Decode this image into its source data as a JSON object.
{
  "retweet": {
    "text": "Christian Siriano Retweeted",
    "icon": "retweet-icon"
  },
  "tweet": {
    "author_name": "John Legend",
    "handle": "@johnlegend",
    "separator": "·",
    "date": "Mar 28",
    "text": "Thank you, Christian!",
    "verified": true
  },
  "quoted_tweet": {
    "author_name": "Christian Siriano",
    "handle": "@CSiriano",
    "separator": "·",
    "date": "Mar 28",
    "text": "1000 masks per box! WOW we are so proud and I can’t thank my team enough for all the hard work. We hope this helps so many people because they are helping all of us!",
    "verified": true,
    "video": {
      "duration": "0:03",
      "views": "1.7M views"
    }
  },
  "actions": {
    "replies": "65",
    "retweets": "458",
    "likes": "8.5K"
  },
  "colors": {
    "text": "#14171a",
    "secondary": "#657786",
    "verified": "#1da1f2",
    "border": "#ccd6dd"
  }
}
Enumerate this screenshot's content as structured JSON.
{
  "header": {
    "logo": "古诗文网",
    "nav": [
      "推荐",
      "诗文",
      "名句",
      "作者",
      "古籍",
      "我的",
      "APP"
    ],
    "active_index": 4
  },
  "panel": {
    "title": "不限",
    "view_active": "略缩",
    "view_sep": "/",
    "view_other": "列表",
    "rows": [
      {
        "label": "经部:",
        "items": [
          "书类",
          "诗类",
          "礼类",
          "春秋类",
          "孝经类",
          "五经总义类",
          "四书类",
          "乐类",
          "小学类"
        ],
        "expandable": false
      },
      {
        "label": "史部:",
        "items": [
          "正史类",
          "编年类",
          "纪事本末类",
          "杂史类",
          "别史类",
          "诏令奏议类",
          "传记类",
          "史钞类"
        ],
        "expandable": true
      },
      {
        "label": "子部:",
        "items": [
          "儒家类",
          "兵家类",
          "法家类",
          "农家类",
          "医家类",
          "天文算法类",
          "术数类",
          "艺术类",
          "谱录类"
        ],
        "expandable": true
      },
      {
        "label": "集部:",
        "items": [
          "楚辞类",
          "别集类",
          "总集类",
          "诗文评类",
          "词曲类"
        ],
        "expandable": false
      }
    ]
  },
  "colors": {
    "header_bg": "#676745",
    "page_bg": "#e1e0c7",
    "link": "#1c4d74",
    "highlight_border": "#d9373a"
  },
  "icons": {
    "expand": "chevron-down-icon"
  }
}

========================================

Objective: Set down the entries verbatim, leaving none out.

Worked solution:
Decode this image into its source data as a JSON object.
{
  "retweet": {
    "text": "Christian Siriano Retweeted",
    "icon": "retweet-icon"
  },
  "tweet": {
    "author_name": "John Legend",
    "handle": "@johnlegend",
    "separator": "·",
    "date": "Mar 28",
    "text": "Thank you, Christian!",
    "verified": true
  },
  "quoted_tweet": {
    "author_name": "Christian Siriano",
    "handle": "@CSiriano",
    "separator": "·",
    "date": "Mar 28",
    "text": "1000 masks per box! WOW we are so proud and I can’t thank my team enough for all the hard work. We hope this helps so many people because they are helping all of us!",
    "verified": true,
    "video": {
      "duration": "0:03",
      "views": "1.7M views"
    }
  },
  "actions": {
    "replies": "65",
    "retweets": "458",
    "likes": "8.5K"
  },
  "colors": {
    "text": "#14171a",
    "secondary": "#657786",
    "verified": "#1da1f2",
    "border": "#ccd6dd"
  }
}
Enumerate this screenshot's content as structured JSON.
{
  "header": {
    "logo": "古诗文网",
    "nav": [
      "推荐",
      "诗文",
      "名句",
      "作者",
      "古籍",
      "我的",
      "APP"
    ],
    "active_index": 4
  },
  "panel": {
    "title": "不限",
    "view_active": "略缩",
    "view_sep": "/",
    "view_other": "列表",
    "rows": [
      {
        "label": "经部:",
        "items": [
          "书类",
          "诗类",
          "礼类",
          "春秋类",
          "孝经类",
          "五经总义类",
          "四书类",
          "乐类",
          "小学类"
        ],
        "expandable": false
      },
      {
        "label": "史部:",
        "items": [
          "正史类",
          "编年类",
          "纪事本末类",
          "杂史类",
          "别史类",
          "诏令奏议类",
          "传记类",
          "史钞类"
        ],
        "expandable": true
      },
      {
        "label": "子部:",
        "items": [
          "儒家类",
          "兵家类",
          "法家类",
          "农家类",
          "医家类",
          "天文算法类",
          "术数类",
          "艺术类",
          "谱录类"
        ],
        "expandable": true
      },
      {
        "label": "集部:",
        "items": [
          "楚辞类",
          "别集类",
          "总集类",
          "诗文评类",
          "词曲类"
        ],
        "expandable": false
      }
    ]
  },
  "colors": {
    "header_bg": "#676745",
    "page_bg": "#e1e0c7",
    "link": "#1c4d74",
    "highlight_border": "#d9373a"
  },
  "icons": {
    "expand": "chevron-down-icon"
  }
}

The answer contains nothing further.